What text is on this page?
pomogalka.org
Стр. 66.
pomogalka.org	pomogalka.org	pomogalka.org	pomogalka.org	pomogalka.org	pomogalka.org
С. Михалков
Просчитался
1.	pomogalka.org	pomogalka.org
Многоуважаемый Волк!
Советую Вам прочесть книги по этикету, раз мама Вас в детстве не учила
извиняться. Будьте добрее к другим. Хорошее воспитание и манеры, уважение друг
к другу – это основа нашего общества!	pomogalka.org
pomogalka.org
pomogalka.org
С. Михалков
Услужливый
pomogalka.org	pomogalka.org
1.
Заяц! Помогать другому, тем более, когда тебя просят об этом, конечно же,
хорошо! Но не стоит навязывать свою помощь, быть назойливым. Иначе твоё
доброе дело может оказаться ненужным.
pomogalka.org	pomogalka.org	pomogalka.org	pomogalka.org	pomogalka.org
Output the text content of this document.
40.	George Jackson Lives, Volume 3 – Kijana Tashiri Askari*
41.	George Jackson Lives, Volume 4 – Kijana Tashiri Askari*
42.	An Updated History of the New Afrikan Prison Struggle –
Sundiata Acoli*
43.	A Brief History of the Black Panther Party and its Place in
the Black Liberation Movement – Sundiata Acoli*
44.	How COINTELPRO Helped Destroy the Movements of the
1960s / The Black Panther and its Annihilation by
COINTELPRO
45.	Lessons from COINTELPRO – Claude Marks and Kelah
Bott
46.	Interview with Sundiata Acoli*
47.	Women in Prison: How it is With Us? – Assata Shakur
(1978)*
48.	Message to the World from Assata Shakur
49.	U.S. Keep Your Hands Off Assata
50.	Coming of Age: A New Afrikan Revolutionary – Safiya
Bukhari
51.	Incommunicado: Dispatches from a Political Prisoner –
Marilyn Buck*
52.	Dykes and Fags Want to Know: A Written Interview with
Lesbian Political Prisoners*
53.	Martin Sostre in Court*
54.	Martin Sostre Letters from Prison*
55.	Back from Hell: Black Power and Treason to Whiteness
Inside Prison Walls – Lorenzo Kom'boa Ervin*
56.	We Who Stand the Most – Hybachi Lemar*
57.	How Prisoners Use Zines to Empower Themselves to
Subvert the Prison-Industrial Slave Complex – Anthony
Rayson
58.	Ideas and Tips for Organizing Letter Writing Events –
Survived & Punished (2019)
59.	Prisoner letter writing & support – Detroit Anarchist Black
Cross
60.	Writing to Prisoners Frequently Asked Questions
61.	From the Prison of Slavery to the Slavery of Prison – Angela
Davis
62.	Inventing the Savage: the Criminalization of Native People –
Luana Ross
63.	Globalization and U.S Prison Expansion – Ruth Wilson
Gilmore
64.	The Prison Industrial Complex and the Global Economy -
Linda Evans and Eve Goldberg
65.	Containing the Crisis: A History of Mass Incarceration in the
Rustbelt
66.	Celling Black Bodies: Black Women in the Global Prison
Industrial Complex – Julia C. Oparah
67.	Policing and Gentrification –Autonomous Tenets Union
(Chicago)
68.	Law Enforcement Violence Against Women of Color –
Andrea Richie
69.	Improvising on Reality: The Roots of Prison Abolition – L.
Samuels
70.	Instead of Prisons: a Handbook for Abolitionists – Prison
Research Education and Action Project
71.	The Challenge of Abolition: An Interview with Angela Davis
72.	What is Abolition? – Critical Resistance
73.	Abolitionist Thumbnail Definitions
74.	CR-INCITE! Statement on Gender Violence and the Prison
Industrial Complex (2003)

____________________

§ Your task: Reproduce the complete set of lines precisely as supplied.

§ Worked answer:
What text is on this page?
pomogalka.org
Стр. 66.
pomogalka.org	pomogalka.org	pomogalka.org	pomogalka.org	pomogalka.org	pomogalka.org
С. Михалков
Просчитался
1.	pomogalka.org	pomogalka.org
Многоуважаемый Волк!
Советую Вам прочесть книги по этикету, раз мама Вас в детстве не учила
извиняться. Будьте добрее к другим. Хорошее воспитание и манеры, уважение друг
к другу – это основа нашего общества!	pomogalka.org
pomogalka.org
pomogalka.org
С. Михалков
Услужливый
pomogalka.org	pomogalka.org
1.
Заяц! Помогать другому, тем более, когда тебя просят об этом, конечно же,
хорошо! Но не стоит навязывать свою помощь, быть назойливым. Иначе твоё
доброе дело может оказаться ненужным.
pomogalka.org	pomogalka.org	pomogalka.org	pomogalka.org	pomogalka.org
Output the text content of this document.
40.	George Jackson Lives, Volume 3 – Kijana Tashiri Askari*
41.	George Jackson Lives, Volume 4 – Kijana Tashiri Askari*
42.	An Updated History of the New Afrikan Prison Struggle –
Sundiata Acoli*
43.	A Brief History of the Black Panther Party and its Place in
the Black Liberation Movement – Sundiata Acoli*
44.	How COINTELPRO Helped Destroy the Movements of the
1960s / The Black Panther and its Annihilation by
COINTELPRO
45.	Lessons from COINTELPRO – Claude Marks and Kelah
Bott
46.	Interview with Sundiata Acoli*
47.	Women in Prison: How it is With Us? – Assata Shakur
(1978)*
48.	Message to the World from Assata Shakur
49.	U.S. Keep Your Hands Off Assata
50.	Coming of Age: A New Afrikan Revolutionary – Safiya
Bukhari
51.	Incommunicado: Dispatches from a Political Prisoner –
Marilyn Buck*
52.	Dykes and Fags Want to Know: A Written Interview with
Lesbian Political Prisoners*
53.	Martin Sostre in Court*
54.	Martin Sostre Letters from Prison*
55.	Back from Hell: Black Power and Treason to Whiteness
Inside Prison Walls – Lorenzo Kom'boa Ervin*
56.	We Who Stand the Most – Hybachi Lemar*
57.	How Prisoners Use Zines to Empower Themselves to
Subvert the Prison-Industrial Slave Complex – Anthony
Rayson
58.	Ideas and Tips for Organizing Letter Writing Events –
Survived & Punished (2019)
59.	Prisoner letter writing & support – Detroit Anarchist Black
Cross
60.	Writing to Prisoners Frequently Asked Questions
61.	From the Prison of Slavery to the Slavery of Prison – Angela
Davis
62.	Inventing the Savage: the Criminalization of Native People –
Luana Ross
63.	Globalization and U.S Prison Expansion – Ruth Wilson
Gilmore
64.	The Prison Industrial Complex and the Global Economy -
Linda Evans and Eve Goldberg
65.	Containing the Crisis: A History of Mass Incarceration in the
Rustbelt
66.	Celling Black Bodies: Black Women in the Global Prison
Industrial Complex – Julia C. Oparah
67.	Policing and Gentrification –Autonomous Tenets Union
(Chicago)
68.	Law Enforcement Violence Against Women of Color –
Andrea Richie
69.	Improvising on Reality: The Roots of Prison Abolition – L.
Samuels
70.	Instead of Prisons: a Handbook for Abolitionists – Prison
Research Education and Action Project
71.	The Challenge of Abolition: An Interview with Angela Davis
72.	What is Abolition? – Critical Resistance
73.	Abolitionist Thumbnail Definitions
74.	CR-INCITE! Statement on Gender Violence and the Prison
Industrial Complex (2003)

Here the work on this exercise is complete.